**Stated task:** Quote the whole listing exactly. Leave the pictures out of your copy.

**Records shown:**

'''

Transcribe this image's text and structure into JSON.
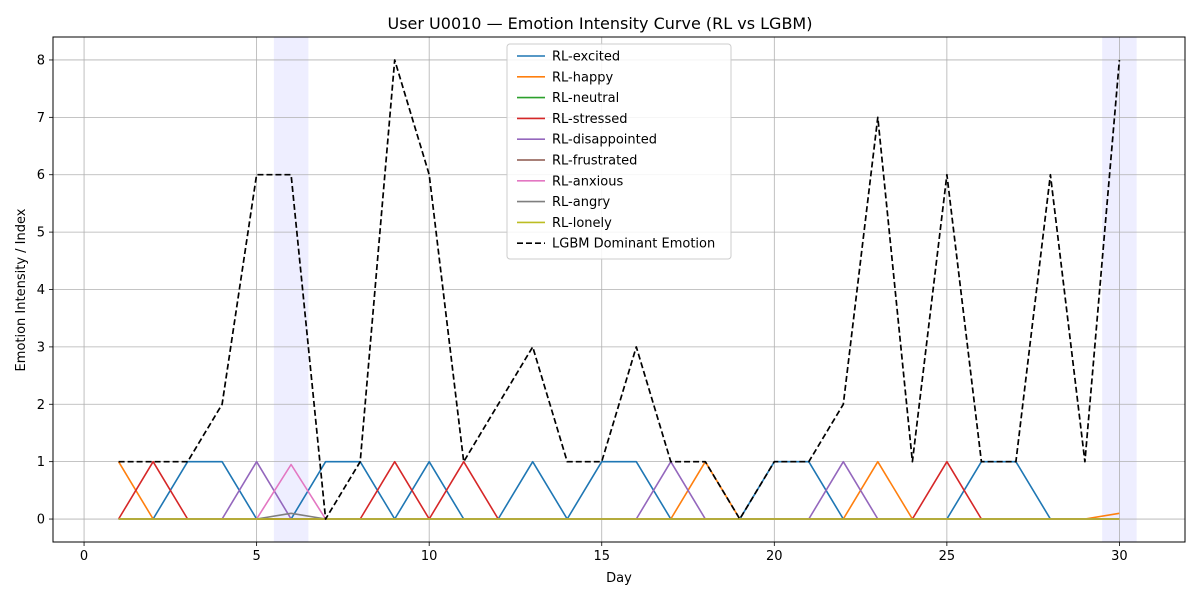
{
  "chart_data": {
    "type": "line",
    "title": "User U0010 — Emotion Intensity Curve (RL vs LGBM)",
    "xlabel": "Day",
    "ylabel": "Emotion Intensity / Index",
    "xlim": [
      -0.9,
      31.9
    ],
    "ylim": [
      -0.4,
      8.4
    ],
    "xticks": [
      0,
      5,
      10,
      15,
      20,
      25,
      30
    ],
    "yticks": [
      0,
      1,
      2,
      3,
      4,
      5,
      6,
      7,
      8
    ],
    "grid": true,
    "legend_position": "top-center",
    "shaded_spans": [
      [
        5.5,
        6.5
      ],
      [
        29.5,
        30.5
      ]
    ],
    "shade_color": "#eeeeff",
    "x": [
      1,
      2,
      3,
      4,
      5,
      6,
      7,
      8,
      9,
      10,
      11,
      12,
      13,
      14,
      15,
      16,
      17,
      18,
      19,
      20,
      21,
      22,
      23,
      24,
      25,
      26,
      27,
      28,
      29,
      30
    ],
    "series": [
      {
        "name": "RL-excited",
        "color": "#1f77b4",
        "dash": false,
        "values": [
          0,
          0,
          1,
          1,
          0,
          0,
          1,
          1,
          0,
          1,
          0,
          0,
          1,
          0,
          1,
          1,
          0,
          0,
          0,
          1,
          1,
          0,
          0,
          0,
          0,
          1,
          1,
          0,
          0,
          0
        ]
      },
      {
        "name": "RL-happy",
        "color": "#ff7f0e",
        "dash": false,
        "values": [
          1,
          0,
          0,
          0,
          0,
          0,
          0,
          0,
          0,
          0,
          0,
          0,
          0,
          0,
          0,
          0,
          0,
          1,
          0,
          0,
          0,
          0,
          1,
          0,
          0,
          0,
          0,
          0,
          0,
          0.1
        ]
      },
      {
        "name": "RL-neutral",
        "color": "#2ca02c",
        "dash": false,
        "values": [
          0,
          0,
          0,
          0,
          0,
          0,
          0,
          0,
          0,
          0,
          0,
          0,
          0,
          0,
          0,
          0,
          0,
          0,
          0,
          0,
          0,
          0,
          0,
          0,
          0,
          0,
          0,
          0,
          0,
          0
        ]
      },
      {
        "name": "RL-stressed",
        "color": "#d62728",
        "dash": false,
        "values": [
          0,
          1,
          0,
          0,
          0,
          0,
          0,
          0,
          1,
          0,
          1,
          0,
          0,
          0,
          0,
          0,
          0,
          0,
          0,
          0,
          0,
          0,
          0,
          0,
          1,
          0,
          0,
          0,
          0,
          0
        ]
      },
      {
        "name": "RL-disappointed",
        "color": "#9467bd",
        "dash": false,
        "values": [
          0,
          0,
          0,
          0,
          1,
          0,
          0,
          0,
          0,
          0,
          0,
          0,
          0,
          0,
          0,
          0,
          1,
          0,
          0,
          0,
          0,
          1,
          0,
          0,
          0,
          0,
          0,
          0,
          0,
          0
        ]
      },
      {
        "name": "RL-frustrated",
        "color": "#8c564b",
        "dash": false,
        "values": [
          0,
          0,
          0,
          0,
          0,
          0,
          0,
          0,
          0,
          0,
          0,
          0,
          0,
          0,
          0,
          0,
          0,
          0,
          0,
          0,
          0,
          0,
          0,
          0,
          0,
          0,
          0,
          0,
          0,
          0
        ]
      },
      {
        "name": "RL-anxious",
        "color": "#e377c2",
        "dash": false,
        "values": [
          0,
          0,
          0,
          0,
          0,
          0.95,
          0,
          0,
          0,
          0,
          0,
          0,
          0,
          0,
          0,
          0,
          0,
          0,
          0,
          0,
          0,
          0,
          0,
          0,
          0,
          0,
          0,
          0,
          0,
          0
        ]
      },
      {
        "name": "RL-angry",
        "color": "#7f7f7f",
        "dash": false,
        "values": [
          0,
          0,
          0,
          0,
          0,
          0.1,
          0,
          0,
          0,
          0,
          0,
          0,
          0,
          0,
          0,
          0,
          0,
          0,
          0,
          0,
          0,
          0,
          0,
          0,
          0,
          0,
          0,
          0,
          0,
          0
        ]
      },
      {
        "name": "RL-lonely",
        "color": "#bcbd22",
        "dash": false,
        "values": [
          0,
          0,
          0,
          0,
          0,
          0,
          0,
          0,
          0,
          0,
          0,
          0,
          0,
          0,
          0,
          0,
          0,
          0,
          0,
          0,
          0,
          0,
          0,
          0,
          0,
          0,
          0,
          0,
          0,
          0
        ]
      },
      {
        "name": "LGBM Dominant Emotion",
        "color": "#000000",
        "dash": true,
        "values": [
          1,
          1,
          1,
          2,
          6,
          6,
          0,
          1,
          8,
          6,
          1,
          2,
          3,
          1,
          1,
          3,
          1,
          1,
          0,
          1,
          1,
          2,
          7,
          1,
          6,
          1,
          1,
          6,
          1,
          8
        ]
      }
    ]
  }
}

'''

**Task result:**
Transcribe this image's text and structure into JSON.
{
  "chart_data": {
    "type": "line",
    "title": "User U0010 — Emotion Intensity Curve (RL vs LGBM)",
    "xlabel": "Day",
    "ylabel": "Emotion Intensity / Index",
    "xlim": [
      -0.9,
      31.9
    ],
    "ylim": [
      -0.4,
      8.4
    ],
    "xticks": [
      0,
      5,
      10,
      15,
      20,
      25,
      30
    ],
    "yticks": [
      0,
      1,
      2,
      3,
      4,
      5,
      6,
      7,
      8
    ],
    "grid": true,
    "legend_position": "top-center",
    "shaded_spans": [
      [
        5.5,
        6.5
      ],
      [
        29.5,
        30.5
      ]
    ],
    "shade_color": "#eeeeff",
    "x": [
      1,
      2,
      3,
      4,
      5,
      6,
      7,
      8,
      9,
      10,
      11,
      12,
      13,
      14,
      15,
      16,
      17,
      18,
      19,
      20,
      21,
      22,
      23,
      24,
      25,
      26,
      27,
      28,
      29,
      30
    ],
    "series": [
      {
        "name": "RL-excited",
        "color": "#1f77b4",
        "dash": false,
        "values": [
          0,
          0,
          1,
          1,
          0,
          0,
          1,
          1,
          0,
          1,
          0,
          0,
          1,
          0,
          1,
          1,
          0,
          0,
          0,
          1,
          1,
          0,
          0,
          0,
          0,
          1,
          1,
          0,
          0,
          0
        ]
      },
      {
        "name": "RL-happy",
        "color": "#ff7f0e",
        "dash": false,
        "values": [
          1,
          0,
          0,
          0,
          0,
          0,
          0,
          0,
          0,
          0,
          0,
          0,
          0,
          0,
          0,
          0,
          0,
          1,
          0,
          0,
          0,
          0,
          1,
          0,
          0,
          0,
          0,
          0,
          0,
          0.1
        ]
      },
      {
        "name": "RL-neutral",
        "color": "#2ca02c",
        "dash": false,
        "values": [
          0,
          0,
          0,
          0,
          0,
          0,
          0,
          0,
          0,
          0,
          0,
          0,
          0,
          0,
          0,
          0,
          0,
          0,
          0,
          0,
          0,
          0,
          0,
          0,
          0,
          0,
          0,
          0,
          0,
          0
        ]
      },
      {
        "name": "RL-stressed",
        "color": "#d62728",
        "dash": false,
        "values": [
          0,
          1,
          0,
          0,
          0,
          0,
          0,
          0,
          1,
          0,
          1,
          0,
          0,
          0,
          0,
          0,
          0,
          0,
          0,
          0,
          0,
          0,
          0,
          0,
          1,
          0,
          0,
          0,
          0,
          0
        ]
      },
      {
        "name": "RL-disappointed",
        "color": "#9467bd",
        "dash": false,
        "values": [
          0,
          0,
          0,
          0,
          1,
          0,
          0,
          0,
          0,
          0,
          0,
          0,
          0,
          0,
          0,
          0,
          1,
          0,
          0,
          0,
          0,
          1,
          0,
          0,
          0,
          0,
          0,
          0,
          0,
          0
        ]
      },
      {
        "name": "RL-frustrated",
        "color": "#8c564b",
        "dash": false,
        "values": [
          0,
          0,
          0,
          0,
          0,
          0,
          0,
          0,
          0,
          0,
          0,
          0,
          0,
          0,
          0,
          0,
          0,
          0,
          0,
          0,
          0,
          0,
          0,
          0,
          0,
          0,
          0,
          0,
          0,
          0
        ]
      },
      {
        "name": "RL-anxious",
        "color": "#e377c2",
        "dash": false,
        "values": [
          0,
          0,
          0,
          0,
          0,
          0.95,
          0,
          0,
          0,
          0,
          0,
          0,
          0,
          0,
          0,
          0,
          0,
          0,
          0,
          0,
          0,
          0,
          0,
          0,
          0,
          0,
          0,
          0,
          0,
          0
        ]
      },
      {
        "name": "RL-angry",
        "color": "#7f7f7f",
        "dash": false,
        "values": [
          0,
          0,
          0,
          0,
          0,
          0.1,
          0,
          0,
          0,
          0,
          0,
          0,
          0,
          0,
          0,
          0,
          0,
          0,
          0,
          0,
          0,
          0,
          0,
          0,
          0,
          0,
          0,
          0,
          0,
          0
        ]
      },
      {
        "name": "RL-lonely",
        "color": "#bcbd22",
        "dash": false,
        "values": [
          0,
          0,
          0,
          0,
          0,
          0,
          0,
          0,
          0,
          0,
          0,
          0,
          0,
          0,
          0,
          0,
          0,
          0,
          0,
          0,
          0,
          0,
          0,
          0,
          0,
          0,
          0,
          0,
          0,
          0
        ]
      },
      {
        "name": "LGBM Dominant Emotion",
        "color": "#000000",
        "dash": true,
        "values": [
          1,
          1,
          1,
          2,
          6,
          6,
          0,
          1,
          8,
          6,
          1,
          2,
          3,
          1,
          1,
          3,
          1,
          1,
          0,
          1,
          1,
          2,
          7,
          1,
          6,
          1,
          1,
          6,
          1,
          8
        ]
      }
    ]
  }
}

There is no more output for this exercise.